#### Work to complete
Take the entries below and print all of them exactly, please.

#### Data entries
○ ○ ○ ○ ○ ○ ○

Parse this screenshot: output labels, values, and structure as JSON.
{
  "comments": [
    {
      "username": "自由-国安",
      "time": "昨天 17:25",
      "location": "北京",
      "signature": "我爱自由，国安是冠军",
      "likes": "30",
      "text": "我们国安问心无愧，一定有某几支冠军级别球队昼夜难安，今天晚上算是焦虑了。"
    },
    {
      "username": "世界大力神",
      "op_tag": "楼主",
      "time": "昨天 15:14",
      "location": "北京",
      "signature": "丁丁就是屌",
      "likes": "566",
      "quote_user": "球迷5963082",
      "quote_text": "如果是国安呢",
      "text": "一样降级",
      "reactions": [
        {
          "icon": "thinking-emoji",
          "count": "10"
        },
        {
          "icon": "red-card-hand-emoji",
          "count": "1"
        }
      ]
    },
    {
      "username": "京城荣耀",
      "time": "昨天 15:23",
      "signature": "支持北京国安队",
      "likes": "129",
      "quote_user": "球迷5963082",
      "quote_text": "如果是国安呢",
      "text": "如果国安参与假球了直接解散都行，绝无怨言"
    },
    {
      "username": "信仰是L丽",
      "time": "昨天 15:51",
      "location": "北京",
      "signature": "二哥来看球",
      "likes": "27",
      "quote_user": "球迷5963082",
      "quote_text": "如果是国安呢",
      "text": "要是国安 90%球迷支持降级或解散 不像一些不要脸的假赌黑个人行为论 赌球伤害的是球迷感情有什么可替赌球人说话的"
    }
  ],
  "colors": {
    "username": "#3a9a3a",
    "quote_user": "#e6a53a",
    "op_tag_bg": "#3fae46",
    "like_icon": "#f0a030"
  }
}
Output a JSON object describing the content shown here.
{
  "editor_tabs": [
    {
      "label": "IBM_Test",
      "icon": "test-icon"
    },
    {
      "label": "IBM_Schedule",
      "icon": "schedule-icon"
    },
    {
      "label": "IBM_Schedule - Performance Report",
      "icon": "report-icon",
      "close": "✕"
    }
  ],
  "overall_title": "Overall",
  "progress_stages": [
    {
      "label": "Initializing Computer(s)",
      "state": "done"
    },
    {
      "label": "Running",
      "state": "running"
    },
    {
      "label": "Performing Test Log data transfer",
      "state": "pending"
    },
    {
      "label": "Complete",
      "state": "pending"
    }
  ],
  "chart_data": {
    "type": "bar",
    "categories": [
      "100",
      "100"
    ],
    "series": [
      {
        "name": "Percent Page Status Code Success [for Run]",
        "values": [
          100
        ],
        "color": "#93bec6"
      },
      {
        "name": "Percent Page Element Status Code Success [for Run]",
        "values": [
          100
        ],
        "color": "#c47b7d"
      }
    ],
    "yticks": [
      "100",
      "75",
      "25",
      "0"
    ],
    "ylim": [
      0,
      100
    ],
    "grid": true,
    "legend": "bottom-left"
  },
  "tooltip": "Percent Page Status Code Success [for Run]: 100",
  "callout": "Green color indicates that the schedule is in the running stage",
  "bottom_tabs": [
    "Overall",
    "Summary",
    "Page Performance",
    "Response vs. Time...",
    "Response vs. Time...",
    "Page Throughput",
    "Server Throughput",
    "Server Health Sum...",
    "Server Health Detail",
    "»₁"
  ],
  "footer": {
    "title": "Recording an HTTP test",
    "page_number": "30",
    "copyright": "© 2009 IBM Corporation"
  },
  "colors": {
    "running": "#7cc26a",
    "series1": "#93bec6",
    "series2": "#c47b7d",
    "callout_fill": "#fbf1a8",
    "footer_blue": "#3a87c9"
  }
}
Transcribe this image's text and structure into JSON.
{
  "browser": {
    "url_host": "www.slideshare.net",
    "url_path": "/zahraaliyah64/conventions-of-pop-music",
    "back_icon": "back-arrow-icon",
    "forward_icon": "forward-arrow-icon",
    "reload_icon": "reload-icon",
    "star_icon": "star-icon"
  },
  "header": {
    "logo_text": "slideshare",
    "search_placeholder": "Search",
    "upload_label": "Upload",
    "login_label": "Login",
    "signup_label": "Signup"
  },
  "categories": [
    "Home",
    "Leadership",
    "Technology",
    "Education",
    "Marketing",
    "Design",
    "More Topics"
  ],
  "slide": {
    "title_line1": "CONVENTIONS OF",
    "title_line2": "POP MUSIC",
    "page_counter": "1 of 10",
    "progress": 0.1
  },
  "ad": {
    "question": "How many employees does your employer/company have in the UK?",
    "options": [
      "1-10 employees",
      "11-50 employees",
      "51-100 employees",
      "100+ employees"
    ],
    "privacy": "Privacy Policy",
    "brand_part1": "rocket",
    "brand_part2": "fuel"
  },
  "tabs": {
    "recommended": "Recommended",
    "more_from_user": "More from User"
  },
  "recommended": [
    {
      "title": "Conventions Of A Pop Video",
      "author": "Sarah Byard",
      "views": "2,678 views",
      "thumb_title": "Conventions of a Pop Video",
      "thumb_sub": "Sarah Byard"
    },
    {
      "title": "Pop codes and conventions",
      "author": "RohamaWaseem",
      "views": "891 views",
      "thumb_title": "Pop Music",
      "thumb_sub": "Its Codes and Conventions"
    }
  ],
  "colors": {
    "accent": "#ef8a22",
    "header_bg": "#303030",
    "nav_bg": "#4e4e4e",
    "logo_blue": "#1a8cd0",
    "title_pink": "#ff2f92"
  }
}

○ ○ ○ ○ ○ ○ ○

#### Output of the exercise
Parse this screenshot: output labels, values, and structure as JSON.
{
  "comments": [
    {
      "username": "自由-国安",
      "time": "昨天 17:25",
      "location": "北京",
      "signature": "我爱自由，国安是冠军",
      "likes": "30",
      "text": "我们国安问心无愧，一定有某几支冠军级别球队昼夜难安，今天晚上算是焦虑了。"
    },
    {
      "username": "世界大力神",
      "op_tag": "楼主",
      "time": "昨天 15:14",
      "location": "北京",
      "signature": "丁丁就是屌",
      "likes": "566",
      "quote_user": "球迷5963082",
      "quote_text": "如果是国安呢",
      "text": "一样降级",
      "reactions": [
        {
          "icon": "thinking-emoji",
          "count": "10"
        },
        {
          "icon": "red-card-hand-emoji",
          "count": "1"
        }
      ]
    },
    {
      "username": "京城荣耀",
      "time": "昨天 15:23",
      "signature": "支持北京国安队",
      "likes": "129",
      "quote_user": "球迷5963082",
      "quote_text": "如果是国安呢",
      "text": "如果国安参与假球了直接解散都行，绝无怨言"
    },
    {
      "username": "信仰是L丽",
      "time": "昨天 15:51",
      "location": "北京",
      "signature": "二哥来看球",
      "likes": "27",
      "quote_user": "球迷5963082",
      "quote_text": "如果是国安呢",
      "text": "要是国安 90%球迷支持降级或解散 不像一些不要脸的假赌黑个人行为论 赌球伤害的是球迷感情有什么可替赌球人说话的"
    }
  ],
  "colors": {
    "username": "#3a9a3a",
    "quote_user": "#e6a53a",
    "op_tag_bg": "#3fae46",
    "like_icon": "#f0a030"
  }
}
Output a JSON object describing the content shown here.
{
  "editor_tabs": [
    {
      "label": "IBM_Test",
      "icon": "test-icon"
    },
    {
      "label": "IBM_Schedule",
      "icon": "schedule-icon"
    },
    {
      "label": "IBM_Schedule - Performance Report",
      "icon": "report-icon",
      "close": "✕"
    }
  ],
  "overall_title": "Overall",
  "progress_stages": [
    {
      "label": "Initializing Computer(s)",
      "state": "done"
    },
    {
      "label": "Running",
      "state": "running"
    },
    {
      "label": "Performing Test Log data transfer",
      "state": "pending"
    },
    {
      "label": "Complete",
      "state": "pending"
    }
  ],
  "chart_data": {
    "type": "bar",
    "categories": [
      "100",
      "100"
    ],
    "series": [
      {
        "name": "Percent Page Status Code Success [for Run]",
        "values": [
          100
        ],
        "color": "#93bec6"
      },
      {
        "name": "Percent Page Element Status Code Success [for Run]",
        "values": [
          100
        ],
        "color": "#c47b7d"
      }
    ],
    "yticks": [
      "100",
      "75",
      "25",
      "0"
    ],
    "ylim": [
      0,
      100
    ],
    "grid": true,
    "legend": "bottom-left"
  },
  "tooltip": "Percent Page Status Code Success [for Run]: 100",
  "callout": "Green color indicates that the schedule is in the running stage",
  "bottom_tabs": [
    "Overall",
    "Summary",
    "Page Performance",
    "Response vs. Time...",
    "Response vs. Time...",
    "Page Throughput",
    "Server Throughput",
    "Server Health Sum...",
    "Server Health Detail",
    "»₁"
  ],
  "footer": {
    "title": "Recording an HTTP test",
    "page_number": "30",
    "copyright": "© 2009 IBM Corporation"
  },
  "colors": {
    "running": "#7cc26a",
    "series1": "#93bec6",
    "series2": "#c47b7d",
    "callout_fill": "#fbf1a8",
    "footer_blue": "#3a87c9"
  }
}
Transcribe this image's text and structure into JSON.
{
  "browser": {
    "url_host": "www.slideshare.net",
    "url_path": "/zahraaliyah64/conventions-of-pop-music",
    "back_icon": "back-arrow-icon",
    "forward_icon": "forward-arrow-icon",
    "reload_icon": "reload-icon",
    "star_icon": "star-icon"
  },
  "header": {
    "logo_text": "slideshare",
    "search_placeholder": "Search",
    "upload_label": "Upload",
    "login_label": "Login",
    "signup_label": "Signup"
  },
  "categories": [
    "Home",
    "Leadership",
    "Technology",
    "Education",
    "Marketing",
    "Design",
    "More Topics"
  ],
  "slide": {
    "title_line1": "CONVENTIONS OF",
    "title_line2": "POP MUSIC",
    "page_counter": "1 of 10",
    "progress": 0.1
  },
  "ad": {
    "question": "How many employees does your employer/company have in the UK?",
    "options": [
      "1-10 employees",
      "11-50 employees",
      "51-100 employees",
      "100+ employees"
    ],
    "privacy": "Privacy Policy",
    "brand_part1": "rocket",
    "brand_part2": "fuel"
  },
  "tabs": {
    "recommended": "Recommended",
    "more_from_user": "More from User"
  },
  "recommended": [
    {
      "title": "Conventions Of A Pop Video",
      "author": "Sarah Byard",
      "views": "2,678 views",
      "thumb_title": "Conventions of a Pop Video",
      "thumb_sub": "Sarah Byard"
    },
    {
      "title": "Pop codes and conventions",
      "author": "RohamaWaseem",
      "views": "891 views",
      "thumb_title": "Pop Music",
      "thumb_sub": "Its Codes and Conventions"
    }
  ],
  "colors": {
    "accent": "#ef8a22",
    "header_bg": "#303030",
    "nav_bg": "#4e4e4e",
    "logo_blue": "#1a8cd0",
    "title_pink": "#ff2f92"
  }
}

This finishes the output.